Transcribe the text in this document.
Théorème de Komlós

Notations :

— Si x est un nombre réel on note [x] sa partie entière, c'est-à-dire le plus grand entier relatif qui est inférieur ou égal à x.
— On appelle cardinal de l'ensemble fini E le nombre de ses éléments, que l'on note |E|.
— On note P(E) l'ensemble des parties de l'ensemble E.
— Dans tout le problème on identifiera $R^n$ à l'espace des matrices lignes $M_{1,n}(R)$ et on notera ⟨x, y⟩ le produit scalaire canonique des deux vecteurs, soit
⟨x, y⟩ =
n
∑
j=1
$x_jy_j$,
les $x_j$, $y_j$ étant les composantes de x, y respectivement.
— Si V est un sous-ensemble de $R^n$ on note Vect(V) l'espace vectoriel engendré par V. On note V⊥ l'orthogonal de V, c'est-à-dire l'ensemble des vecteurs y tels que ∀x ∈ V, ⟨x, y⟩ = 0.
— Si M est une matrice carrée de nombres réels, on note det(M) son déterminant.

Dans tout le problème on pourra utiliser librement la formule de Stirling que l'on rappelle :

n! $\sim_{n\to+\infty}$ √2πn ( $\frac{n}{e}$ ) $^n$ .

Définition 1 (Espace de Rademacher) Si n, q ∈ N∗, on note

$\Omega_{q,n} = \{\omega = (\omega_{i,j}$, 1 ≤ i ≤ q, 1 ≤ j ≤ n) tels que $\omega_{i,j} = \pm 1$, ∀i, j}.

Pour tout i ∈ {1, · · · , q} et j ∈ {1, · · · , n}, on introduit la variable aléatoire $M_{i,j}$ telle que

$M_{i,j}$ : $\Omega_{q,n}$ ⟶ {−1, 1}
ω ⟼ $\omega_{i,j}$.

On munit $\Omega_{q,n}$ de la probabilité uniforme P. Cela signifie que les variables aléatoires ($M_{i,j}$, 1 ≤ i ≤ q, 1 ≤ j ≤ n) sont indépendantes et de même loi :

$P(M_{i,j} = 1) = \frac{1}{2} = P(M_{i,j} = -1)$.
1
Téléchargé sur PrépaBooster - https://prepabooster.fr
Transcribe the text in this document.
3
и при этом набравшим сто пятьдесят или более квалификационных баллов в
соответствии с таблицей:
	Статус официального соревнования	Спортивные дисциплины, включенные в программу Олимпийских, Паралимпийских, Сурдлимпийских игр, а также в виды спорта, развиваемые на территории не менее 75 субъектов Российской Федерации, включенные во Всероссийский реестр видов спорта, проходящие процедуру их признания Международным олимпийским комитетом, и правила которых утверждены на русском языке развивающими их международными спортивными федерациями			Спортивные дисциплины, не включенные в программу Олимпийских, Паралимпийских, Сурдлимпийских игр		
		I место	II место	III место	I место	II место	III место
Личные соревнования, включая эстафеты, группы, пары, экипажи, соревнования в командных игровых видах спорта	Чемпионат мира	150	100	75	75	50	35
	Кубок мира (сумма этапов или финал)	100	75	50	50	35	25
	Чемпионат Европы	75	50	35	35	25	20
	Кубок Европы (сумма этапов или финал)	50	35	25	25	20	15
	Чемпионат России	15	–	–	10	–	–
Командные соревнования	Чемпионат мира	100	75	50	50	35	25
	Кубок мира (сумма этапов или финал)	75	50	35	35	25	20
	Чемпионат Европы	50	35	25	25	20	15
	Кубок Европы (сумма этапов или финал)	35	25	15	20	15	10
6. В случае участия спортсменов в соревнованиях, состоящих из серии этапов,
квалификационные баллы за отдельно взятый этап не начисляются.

● EXERCISE TASK
Reproduce all of the material above word for word.

● ANSWER TO THE TASK
Transcribe the text in this document.
Théorème de Komlós

Notations :

— Si x est un nombre réel on note [x] sa partie entière, c'est-à-dire le plus grand entier relatif qui est inférieur ou égal à x.
— On appelle cardinal de l'ensemble fini E le nombre de ses éléments, que l'on note |E|.
— On note P(E) l'ensemble des parties de l'ensemble E.
— Dans tout le problème on identifiera $R^n$ à l'espace des matrices lignes $M_{1,n}(R)$ et on notera ⟨x, y⟩ le produit scalaire canonique des deux vecteurs, soit
⟨x, y⟩ =
n
∑
j=1
$x_jy_j$,
les $x_j$, $y_j$ étant les composantes de x, y respectivement.
— Si V est un sous-ensemble de $R^n$ on note Vect(V) l'espace vectoriel engendré par V. On note V⊥ l'orthogonal de V, c'est-à-dire l'ensemble des vecteurs y tels que ∀x ∈ V, ⟨x, y⟩ = 0.
— Si M est une matrice carrée de nombres réels, on note det(M) son déterminant.

Dans tout le problème on pourra utiliser librement la formule de Stirling que l'on rappelle :

n! $\sim_{n\to+\infty}$ √2πn ( $\frac{n}{e}$ ) $^n$ .

Définition 1 (Espace de Rademacher) Si n, q ∈ N∗, on note

$\Omega_{q,n} = \{\omega = (\omega_{i,j}$, 1 ≤ i ≤ q, 1 ≤ j ≤ n) tels que $\omega_{i,j} = \pm 1$, ∀i, j}.

Pour tout i ∈ {1, · · · , q} et j ∈ {1, · · · , n}, on introduit la variable aléatoire $M_{i,j}$ telle que

$M_{i,j}$ : $\Omega_{q,n}$ ⟶ {−1, 1}
ω ⟼ $\omega_{i,j}$.

On munit $\Omega_{q,n}$ de la probabilité uniforme P. Cela signifie que les variables aléatoires ($M_{i,j}$, 1 ≤ i ≤ q, 1 ≤ j ≤ n) sont indépendantes et de même loi :

$P(M_{i,j} = 1) = \frac{1}{2} = P(M_{i,j} = -1)$.
1
Téléchargé sur PrépaBooster - https://prepabooster.fr
Transcribe the text in this document.
3
и при этом набравшим сто пятьдесят или более квалификационных баллов в
соответствии с таблицей:
	Статус официального соревнования	Спортивные дисциплины, включенные в программу Олимпийских, Паралимпийских, Сурдлимпийских игр, а также в виды спорта, развиваемые на территории не менее 75 субъектов Российской Федерации, включенные во Всероссийский реестр видов спорта, проходящие процедуру их признания Международным олимпийским комитетом, и правила которых утверждены на русском языке развивающими их международными спортивными федерациями			Спортивные дисциплины, не включенные в программу Олимпийских, Паралимпийских, Сурдлимпийских игр		
		I место	II место	III место	I место	II место	III место
Личные соревнования, включая эстафеты, группы, пары, экипажи, соревнования в командных игровых видах спорта	Чемпионат мира	150	100	75	75	50	35
	Кубок мира (сумма этапов или финал)	100	75	50	50	35	25
	Чемпионат Европы	75	50	35	35	25	20
	Кубок Европы (сумма этапов или финал)	50	35	25	25	20	15
	Чемпионат России	15	–	–	10	–	–
Командные соревнования	Чемпионат мира	100	75	50	50	35	25
	Кубок мира (сумма этапов или финал)	75	50	35	35	25	20
	Чемпионат Европы	50	35	25	25	20	15
	Кубок Европы (сумма этапов или финал)	35	25	15	20	15	10
6. В случае участия спортсменов в соревнованиях, состоящих из серии этапов,
квалификационные баллы за отдельно взятый этап не начисляются.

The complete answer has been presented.